What needs to be done: Without the pictures, copy the entries below word for word.

The records:
-- START --

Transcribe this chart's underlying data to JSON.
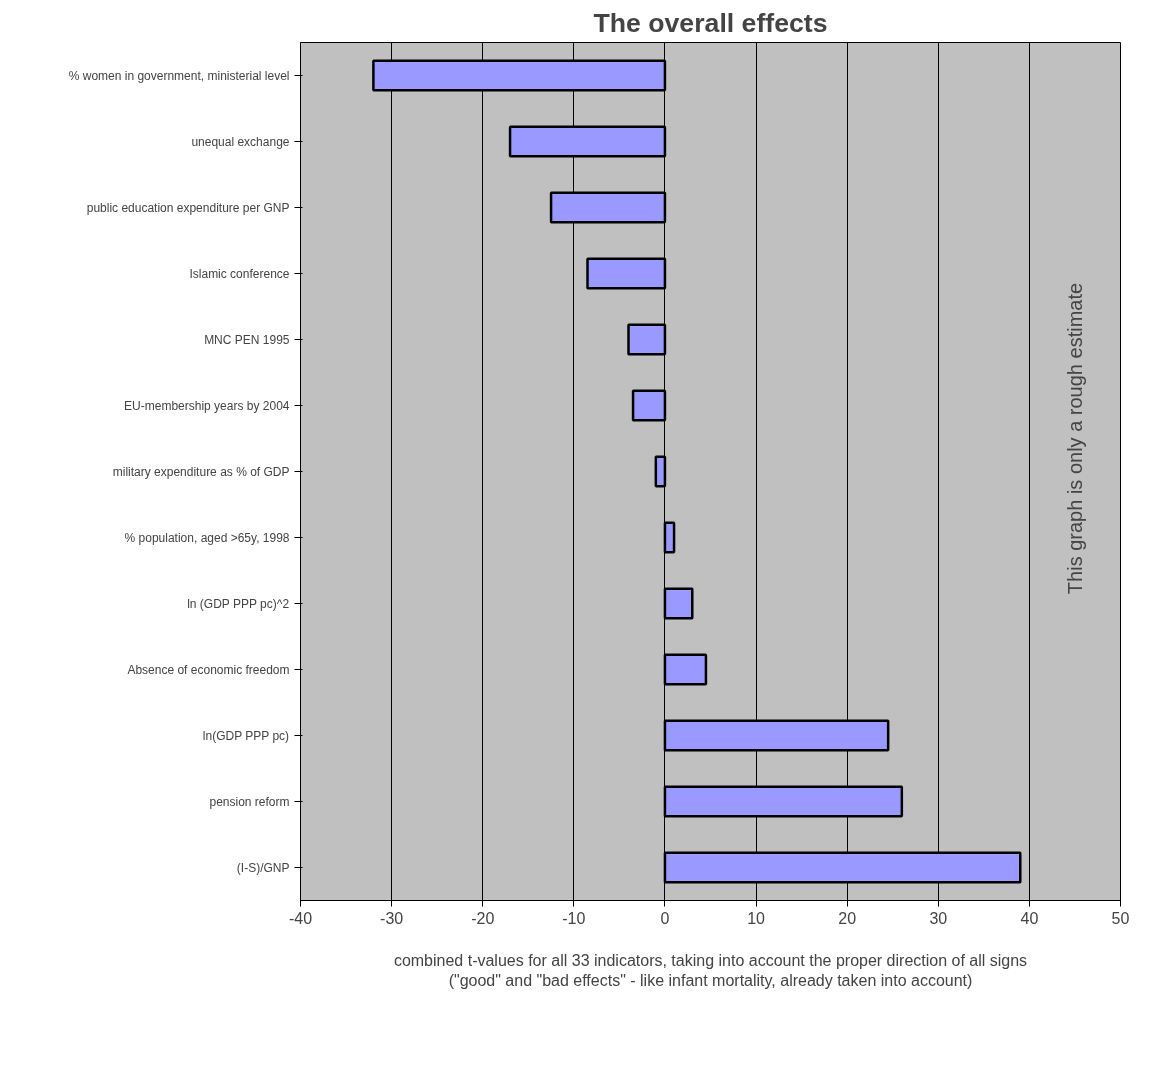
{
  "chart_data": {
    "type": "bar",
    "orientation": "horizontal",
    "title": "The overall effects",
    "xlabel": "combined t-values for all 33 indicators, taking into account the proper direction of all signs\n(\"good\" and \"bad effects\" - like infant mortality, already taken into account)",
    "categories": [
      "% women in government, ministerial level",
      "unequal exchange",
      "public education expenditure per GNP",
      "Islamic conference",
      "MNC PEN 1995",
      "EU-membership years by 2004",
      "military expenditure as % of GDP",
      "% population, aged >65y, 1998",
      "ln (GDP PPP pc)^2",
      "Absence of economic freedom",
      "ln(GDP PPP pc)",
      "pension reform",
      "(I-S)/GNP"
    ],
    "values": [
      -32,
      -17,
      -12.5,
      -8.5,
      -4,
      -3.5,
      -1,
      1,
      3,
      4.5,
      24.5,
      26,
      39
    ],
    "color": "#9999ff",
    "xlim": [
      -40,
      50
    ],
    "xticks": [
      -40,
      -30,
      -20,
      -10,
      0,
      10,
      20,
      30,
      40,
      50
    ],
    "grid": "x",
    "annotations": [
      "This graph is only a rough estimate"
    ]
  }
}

-- END --

Answer to this task:
Transcribe this chart's underlying data to JSON.
{
  "chart_data": {
    "type": "bar",
    "orientation": "horizontal",
    "title": "The overall effects",
    "xlabel": "combined t-values for all 33 indicators, taking into account the proper direction of all signs\n(\"good\" and \"bad effects\" - like infant mortality, already taken into account)",
    "categories": [
      "% women in government, ministerial level",
      "unequal exchange",
      "public education expenditure per GNP",
      "Islamic conference",
      "MNC PEN 1995",
      "EU-membership years by 2004",
      "military expenditure as % of GDP",
      "% population, aged >65y, 1998",
      "ln (GDP PPP pc)^2",
      "Absence of economic freedom",
      "ln(GDP PPP pc)",
      "pension reform",
      "(I-S)/GNP"
    ],
    "values": [
      -32,
      -17,
      -12.5,
      -8.5,
      -4,
      -3.5,
      -1,
      1,
      3,
      4.5,
      24.5,
      26,
      39
    ],
    "color": "#9999ff",
    "xlim": [
      -40,
      50
    ],
    "xticks": [
      -40,
      -30,
      -20,
      -10,
      0,
      10,
      20,
      30,
      40,
      50
    ],
    "grid": "x",
    "annotations": [
      "This graph is only a rough estimate"
    ]
  }
}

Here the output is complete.